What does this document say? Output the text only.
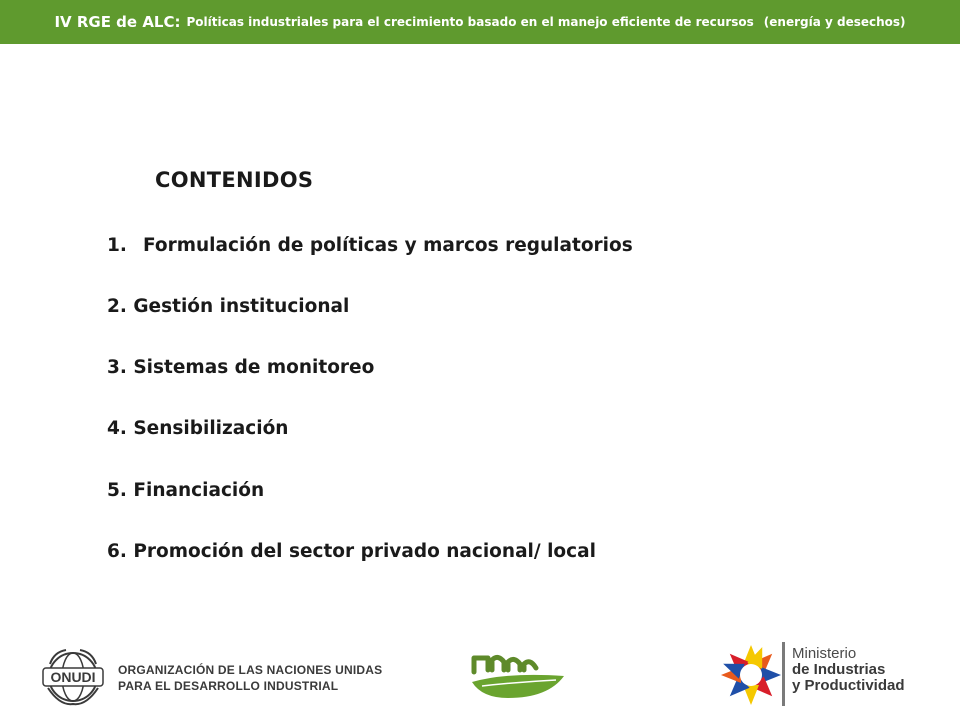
IV RGE de ALC: Políticas industriales para el crecimiento basado en el manejo eficiente de recursos (energía y desechos)
CONTENIDOS
1. Formulación de políticas y marcos regulatorios
2. Gestión institucional
3. Sistemas de monitoreo
4. Sensibilización
5. Financiación
6. Promoción del sector privado nacional/ local
ONUDI ORGANIZACIÓN DE LAS NACIONES UNIDAS
PARA EL DESARROLLO INDUSTRIAL
Ministerio
de Industrias
y Productividad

-=-=-=-=-

Copy the material exactly. Do not include the pictures.

What does this document say? Output the text only.
IV RGE de ALC: Políticas industriales para el crecimiento basado en el manejo eficiente de recursos (energía y desechos)
CONTENIDOS
1. Formulación de políticas y marcos regulatorios
2. Gestión institucional
3. Sistemas de monitoreo
4. Sensibilización
5. Financiación
6. Promoción del sector privado nacional/ local
ONUDI ORGANIZACIÓN DE LAS NACIONES UNIDAS
PARA EL DESARROLLO INDUSTRIAL
Ministerio
de Industrias
y Productividad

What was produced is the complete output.